# [GIVEN INSTRUCTION]
Reproduce the listing below verbatim.

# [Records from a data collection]
>> BEGIN

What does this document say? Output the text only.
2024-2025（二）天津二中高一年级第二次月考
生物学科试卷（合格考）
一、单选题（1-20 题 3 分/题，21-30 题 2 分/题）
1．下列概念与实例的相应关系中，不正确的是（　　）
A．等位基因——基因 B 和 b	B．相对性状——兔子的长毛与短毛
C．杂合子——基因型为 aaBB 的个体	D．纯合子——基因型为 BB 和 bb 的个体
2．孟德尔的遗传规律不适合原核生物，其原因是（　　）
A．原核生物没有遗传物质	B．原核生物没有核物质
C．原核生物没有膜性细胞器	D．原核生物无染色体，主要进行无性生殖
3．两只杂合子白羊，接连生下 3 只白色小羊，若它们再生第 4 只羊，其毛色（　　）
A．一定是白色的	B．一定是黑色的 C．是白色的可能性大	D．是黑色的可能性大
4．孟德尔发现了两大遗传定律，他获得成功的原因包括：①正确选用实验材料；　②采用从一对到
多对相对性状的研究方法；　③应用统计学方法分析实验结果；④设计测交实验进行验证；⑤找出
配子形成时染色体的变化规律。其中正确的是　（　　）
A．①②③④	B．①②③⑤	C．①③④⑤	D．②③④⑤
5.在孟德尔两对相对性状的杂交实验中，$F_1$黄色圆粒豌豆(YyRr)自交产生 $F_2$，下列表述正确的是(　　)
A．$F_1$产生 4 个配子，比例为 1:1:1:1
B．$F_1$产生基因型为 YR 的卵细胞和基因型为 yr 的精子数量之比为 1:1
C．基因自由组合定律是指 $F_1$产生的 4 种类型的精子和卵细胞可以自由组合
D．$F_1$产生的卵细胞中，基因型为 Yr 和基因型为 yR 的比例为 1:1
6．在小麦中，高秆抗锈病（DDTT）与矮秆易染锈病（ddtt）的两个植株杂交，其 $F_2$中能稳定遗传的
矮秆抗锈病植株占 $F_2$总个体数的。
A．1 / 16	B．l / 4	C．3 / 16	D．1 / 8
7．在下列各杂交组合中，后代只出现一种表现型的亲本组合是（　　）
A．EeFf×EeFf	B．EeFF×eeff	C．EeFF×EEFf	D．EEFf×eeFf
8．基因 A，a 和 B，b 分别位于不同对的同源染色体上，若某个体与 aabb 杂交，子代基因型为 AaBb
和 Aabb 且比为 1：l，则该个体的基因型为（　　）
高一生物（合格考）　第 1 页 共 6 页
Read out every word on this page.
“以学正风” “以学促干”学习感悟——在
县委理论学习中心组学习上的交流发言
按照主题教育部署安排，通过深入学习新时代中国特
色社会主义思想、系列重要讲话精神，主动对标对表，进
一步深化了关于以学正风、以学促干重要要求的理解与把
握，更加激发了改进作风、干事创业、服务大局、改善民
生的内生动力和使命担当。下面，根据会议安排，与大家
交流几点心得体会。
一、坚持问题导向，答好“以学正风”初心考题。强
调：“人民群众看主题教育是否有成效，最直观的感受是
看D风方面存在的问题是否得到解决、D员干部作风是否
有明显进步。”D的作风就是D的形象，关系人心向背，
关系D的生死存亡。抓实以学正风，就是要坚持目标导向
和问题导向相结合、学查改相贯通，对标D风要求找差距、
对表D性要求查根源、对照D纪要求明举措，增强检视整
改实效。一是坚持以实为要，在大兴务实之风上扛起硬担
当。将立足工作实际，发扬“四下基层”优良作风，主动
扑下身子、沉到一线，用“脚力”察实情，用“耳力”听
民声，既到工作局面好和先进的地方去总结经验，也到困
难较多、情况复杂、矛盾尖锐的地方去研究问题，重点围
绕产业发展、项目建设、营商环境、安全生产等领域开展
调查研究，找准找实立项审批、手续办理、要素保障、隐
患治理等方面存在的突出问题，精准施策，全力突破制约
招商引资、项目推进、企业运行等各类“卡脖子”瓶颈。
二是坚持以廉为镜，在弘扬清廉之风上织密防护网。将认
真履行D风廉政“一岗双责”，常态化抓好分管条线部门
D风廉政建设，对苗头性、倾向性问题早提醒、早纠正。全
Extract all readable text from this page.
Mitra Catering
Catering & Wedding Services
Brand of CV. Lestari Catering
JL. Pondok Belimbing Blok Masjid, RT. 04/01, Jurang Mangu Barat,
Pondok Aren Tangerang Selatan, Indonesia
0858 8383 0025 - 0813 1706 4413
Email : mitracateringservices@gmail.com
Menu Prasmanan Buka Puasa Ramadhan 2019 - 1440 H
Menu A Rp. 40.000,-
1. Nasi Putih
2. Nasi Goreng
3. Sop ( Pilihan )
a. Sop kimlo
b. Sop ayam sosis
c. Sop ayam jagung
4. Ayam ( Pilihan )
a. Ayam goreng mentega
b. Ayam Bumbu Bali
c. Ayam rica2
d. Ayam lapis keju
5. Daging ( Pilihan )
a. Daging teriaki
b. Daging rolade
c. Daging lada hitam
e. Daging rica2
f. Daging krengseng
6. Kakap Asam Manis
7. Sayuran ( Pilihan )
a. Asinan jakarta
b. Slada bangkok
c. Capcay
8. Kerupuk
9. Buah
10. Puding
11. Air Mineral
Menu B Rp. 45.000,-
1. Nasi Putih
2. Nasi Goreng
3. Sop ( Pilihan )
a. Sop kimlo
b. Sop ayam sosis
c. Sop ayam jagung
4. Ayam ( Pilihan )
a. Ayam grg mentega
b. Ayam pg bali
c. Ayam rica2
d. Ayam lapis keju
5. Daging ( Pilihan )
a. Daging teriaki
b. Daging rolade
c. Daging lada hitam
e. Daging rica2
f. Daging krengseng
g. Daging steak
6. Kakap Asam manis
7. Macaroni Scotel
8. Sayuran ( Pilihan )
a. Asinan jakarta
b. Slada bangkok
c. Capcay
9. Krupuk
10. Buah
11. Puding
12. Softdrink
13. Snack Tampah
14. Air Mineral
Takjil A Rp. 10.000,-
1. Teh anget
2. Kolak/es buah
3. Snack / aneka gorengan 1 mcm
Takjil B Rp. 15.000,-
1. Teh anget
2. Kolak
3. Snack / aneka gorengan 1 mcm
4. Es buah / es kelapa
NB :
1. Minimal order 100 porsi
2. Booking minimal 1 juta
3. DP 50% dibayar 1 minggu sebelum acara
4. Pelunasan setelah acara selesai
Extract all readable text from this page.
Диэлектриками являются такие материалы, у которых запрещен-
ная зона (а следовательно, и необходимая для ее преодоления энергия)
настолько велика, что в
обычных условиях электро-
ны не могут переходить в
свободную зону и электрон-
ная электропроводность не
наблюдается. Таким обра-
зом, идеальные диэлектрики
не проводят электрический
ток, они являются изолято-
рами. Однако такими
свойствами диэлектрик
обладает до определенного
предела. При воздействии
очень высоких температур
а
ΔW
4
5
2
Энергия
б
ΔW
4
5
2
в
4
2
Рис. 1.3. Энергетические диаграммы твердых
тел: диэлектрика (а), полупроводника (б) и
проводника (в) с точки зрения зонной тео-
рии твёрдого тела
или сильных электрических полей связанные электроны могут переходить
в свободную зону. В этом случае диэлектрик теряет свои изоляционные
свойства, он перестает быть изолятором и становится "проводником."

>> END

# [SOLUTION BELOW]
What does this document say? Output the text only.
2024-2025（二）天津二中高一年级第二次月考
生物学科试卷（合格考）
一、单选题（1-20 题 3 分/题，21-30 题 2 分/题）
1．下列概念与实例的相应关系中，不正确的是（　　）
A．等位基因——基因 B 和 b	B．相对性状——兔子的长毛与短毛
C．杂合子——基因型为 aaBB 的个体	D．纯合子——基因型为 BB 和 bb 的个体
2．孟德尔的遗传规律不适合原核生物，其原因是（　　）
A．原核生物没有遗传物质	B．原核生物没有核物质
C．原核生物没有膜性细胞器	D．原核生物无染色体，主要进行无性生殖
3．两只杂合子白羊，接连生下 3 只白色小羊，若它们再生第 4 只羊，其毛色（　　）
A．一定是白色的	B．一定是黑色的 C．是白色的可能性大	D．是黑色的可能性大
4．孟德尔发现了两大遗传定律，他获得成功的原因包括：①正确选用实验材料；　②采用从一对到
多对相对性状的研究方法；　③应用统计学方法分析实验结果；④设计测交实验进行验证；⑤找出
配子形成时染色体的变化规律。其中正确的是　（　　）
A．①②③④	B．①②③⑤	C．①③④⑤	D．②③④⑤
5.在孟德尔两对相对性状的杂交实验中，$F_1$黄色圆粒豌豆(YyRr)自交产生 $F_2$，下列表述正确的是(　　)
A．$F_1$产生 4 个配子，比例为 1:1:1:1
B．$F_1$产生基因型为 YR 的卵细胞和基因型为 yr 的精子数量之比为 1:1
C．基因自由组合定律是指 $F_1$产生的 4 种类型的精子和卵细胞可以自由组合
D．$F_1$产生的卵细胞中，基因型为 Yr 和基因型为 yR 的比例为 1:1
6．在小麦中，高秆抗锈病（DDTT）与矮秆易染锈病（ddtt）的两个植株杂交，其 $F_2$中能稳定遗传的
矮秆抗锈病植株占 $F_2$总个体数的。
A．1 / 16	B．l / 4	C．3 / 16	D．1 / 8
7．在下列各杂交组合中，后代只出现一种表现型的亲本组合是（　　）
A．EeFf×EeFf	B．EeFF×eeff	C．EeFF×EEFf	D．EEFf×eeFf
8．基因 A，a 和 B，b 分别位于不同对的同源染色体上，若某个体与 aabb 杂交，子代基因型为 AaBb
和 Aabb 且比为 1：l，则该个体的基因型为（　　）
高一生物（合格考）　第 1 页 共 6 页
Read out every word on this page.
“以学正风” “以学促干”学习感悟——在
县委理论学习中心组学习上的交流发言
按照主题教育部署安排，通过深入学习新时代中国特
色社会主义思想、系列重要讲话精神，主动对标对表，进
一步深化了关于以学正风、以学促干重要要求的理解与把
握，更加激发了改进作风、干事创业、服务大局、改善民
生的内生动力和使命担当。下面，根据会议安排，与大家
交流几点心得体会。
一、坚持问题导向，答好“以学正风”初心考题。强
调：“人民群众看主题教育是否有成效，最直观的感受是
看D风方面存在的问题是否得到解决、D员干部作风是否
有明显进步。”D的作风就是D的形象，关系人心向背，
关系D的生死存亡。抓实以学正风，就是要坚持目标导向
和问题导向相结合、学查改相贯通，对标D风要求找差距、
对表D性要求查根源、对照D纪要求明举措，增强检视整
改实效。一是坚持以实为要，在大兴务实之风上扛起硬担
当。将立足工作实际，发扬“四下基层”优良作风，主动
扑下身子、沉到一线，用“脚力”察实情，用“耳力”听
民声，既到工作局面好和先进的地方去总结经验，也到困
难较多、情况复杂、矛盾尖锐的地方去研究问题，重点围
绕产业发展、项目建设、营商环境、安全生产等领域开展
调查研究，找准找实立项审批、手续办理、要素保障、隐
患治理等方面存在的突出问题，精准施策，全力突破制约
招商引资、项目推进、企业运行等各类“卡脖子”瓶颈。
二是坚持以廉为镜，在弘扬清廉之风上织密防护网。将认
真履行D风廉政“一岗双责”，常态化抓好分管条线部门
D风廉政建设，对苗头性、倾向性问题早提醒、早纠正。全
Extract all readable text from this page.
Mitra Catering
Catering & Wedding Services
Brand of CV. Lestari Catering
JL. Pondok Belimbing Blok Masjid, RT. 04/01, Jurang Mangu Barat,
Pondok Aren Tangerang Selatan, Indonesia
0858 8383 0025 - 0813 1706 4413
Email : mitracateringservices@gmail.com
Menu Prasmanan Buka Puasa Ramadhan 2019 - 1440 H
Menu A Rp. 40.000,-
1. Nasi Putih
2. Nasi Goreng
3. Sop ( Pilihan )
a. Sop kimlo
b. Sop ayam sosis
c. Sop ayam jagung
4. Ayam ( Pilihan )
a. Ayam goreng mentega
b. Ayam Bumbu Bali
c. Ayam rica2
d. Ayam lapis keju
5. Daging ( Pilihan )
a. Daging teriaki
b. Daging rolade
c. Daging lada hitam
e. Daging rica2
f. Daging krengseng
6. Kakap Asam Manis
7. Sayuran ( Pilihan )
a. Asinan jakarta
b. Slada bangkok
c. Capcay
8. Kerupuk
9. Buah
10. Puding
11. Air Mineral
Menu B Rp. 45.000,-
1. Nasi Putih
2. Nasi Goreng
3. Sop ( Pilihan )
a. Sop kimlo
b. Sop ayam sosis
c. Sop ayam jagung
4. Ayam ( Pilihan )
a. Ayam grg mentega
b. Ayam pg bali
c. Ayam rica2
d. Ayam lapis keju
5. Daging ( Pilihan )
a. Daging teriaki
b. Daging rolade
c. Daging lada hitam
e. Daging rica2
f. Daging krengseng
g. Daging steak
6. Kakap Asam manis
7. Macaroni Scotel
8. Sayuran ( Pilihan )
a. Asinan jakarta
b. Slada bangkok
c. Capcay
9. Krupuk
10. Buah
11. Puding
12. Softdrink
13. Snack Tampah
14. Air Mineral
Takjil A Rp. 10.000,-
1. Teh anget
2. Kolak/es buah
3. Snack / aneka gorengan 1 mcm
Takjil B Rp. 15.000,-
1. Teh anget
2. Kolak
3. Snack / aneka gorengan 1 mcm
4. Es buah / es kelapa
NB :
1. Minimal order 100 porsi
2. Booking minimal 1 juta
3. DP 50% dibayar 1 minggu sebelum acara
4. Pelunasan setelah acara selesai
Extract all readable text from this page.
Диэлектриками являются такие материалы, у которых запрещен-
ная зона (а следовательно, и необходимая для ее преодоления энергия)
настолько велика, что в
обычных условиях электро-
ны не могут переходить в
свободную зону и электрон-
ная электропроводность не
наблюдается. Таким обра-
зом, идеальные диэлектрики
не проводят электрический
ток, они являются изолято-
рами. Однако такими
свойствами диэлектрик
обладает до определенного
предела. При воздействии
очень высоких температур
а
ΔW
4
5
2
Энергия
б
ΔW
4
5
2
в
4
2
Рис. 1.3. Энергетические диаграммы твердых
тел: диэлектрика (а), полупроводника (б) и
проводника (в) с точки зрения зонной тео-
рии твёрдого тела
или сильных электрических полей связанные электроны могут переходить
в свободную зону. В этом случае диэлектрик теряет свои изоляционные
свойства, он перестает быть изолятором и становится "проводником."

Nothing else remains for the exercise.